(YOUR OBJECTIVE): Return the full material exactly.

Data extracted from a collection
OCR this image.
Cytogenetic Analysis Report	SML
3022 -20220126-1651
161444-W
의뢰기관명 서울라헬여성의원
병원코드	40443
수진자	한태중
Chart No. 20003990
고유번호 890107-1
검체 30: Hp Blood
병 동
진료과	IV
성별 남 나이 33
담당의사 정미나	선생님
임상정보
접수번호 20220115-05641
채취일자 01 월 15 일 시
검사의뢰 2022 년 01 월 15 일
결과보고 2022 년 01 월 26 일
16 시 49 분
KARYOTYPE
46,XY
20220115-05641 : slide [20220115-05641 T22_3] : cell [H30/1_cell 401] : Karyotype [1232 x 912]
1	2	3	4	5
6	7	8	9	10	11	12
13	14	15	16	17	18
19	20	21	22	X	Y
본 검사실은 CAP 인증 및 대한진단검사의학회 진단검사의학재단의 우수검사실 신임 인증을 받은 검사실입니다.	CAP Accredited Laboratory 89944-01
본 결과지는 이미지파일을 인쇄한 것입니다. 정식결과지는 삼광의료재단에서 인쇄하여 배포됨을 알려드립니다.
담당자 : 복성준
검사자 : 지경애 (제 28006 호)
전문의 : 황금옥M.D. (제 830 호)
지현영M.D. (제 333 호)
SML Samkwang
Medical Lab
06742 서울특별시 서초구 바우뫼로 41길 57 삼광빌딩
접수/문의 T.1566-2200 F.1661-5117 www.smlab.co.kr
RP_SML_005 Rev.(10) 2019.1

(SOLUTION):
OCR this image.
Cytogenetic Analysis Report	SML
3022 -20220126-1651
161444-W
의뢰기관명 서울라헬여성의원
병원코드	40443
수진자	한태중
Chart No. 20003990
고유번호 890107-1
검체 30: Hp Blood
병 동
진료과	IV
성별 남 나이 33
담당의사 정미나	선생님
임상정보
접수번호 20220115-05641
채취일자 01 월 15 일 시
검사의뢰 2022 년 01 월 15 일
결과보고 2022 년 01 월 26 일
16 시 49 분
KARYOTYPE
46,XY
20220115-05641 : slide [20220115-05641 T22_3] : cell [H30/1_cell 401] : Karyotype [1232 x 912]
1	2	3	4	5
6	7	8	9	10	11	12
13	14	15	16	17	18
19	20	21	22	X	Y
본 검사실은 CAP 인증 및 대한진단검사의학회 진단검사의학재단의 우수검사실 신임 인증을 받은 검사실입니다.	CAP Accredited Laboratory 89944-01
본 결과지는 이미지파일을 인쇄한 것입니다. 정식결과지는 삼광의료재단에서 인쇄하여 배포됨을 알려드립니다.
담당자 : 복성준
검사자 : 지경애 (제 28006 호)
전문의 : 황금옥M.D. (제 830 호)
지현영M.D. (제 333 호)
SML Samkwang
Medical Lab
06742 서울특별시 서초구 바우뫼로 41길 57 삼광빌딩
접수/문의 T.1566-2200 F.1661-5117 www.smlab.co.kr
RP_SML_005 Rev.(10) 2019.1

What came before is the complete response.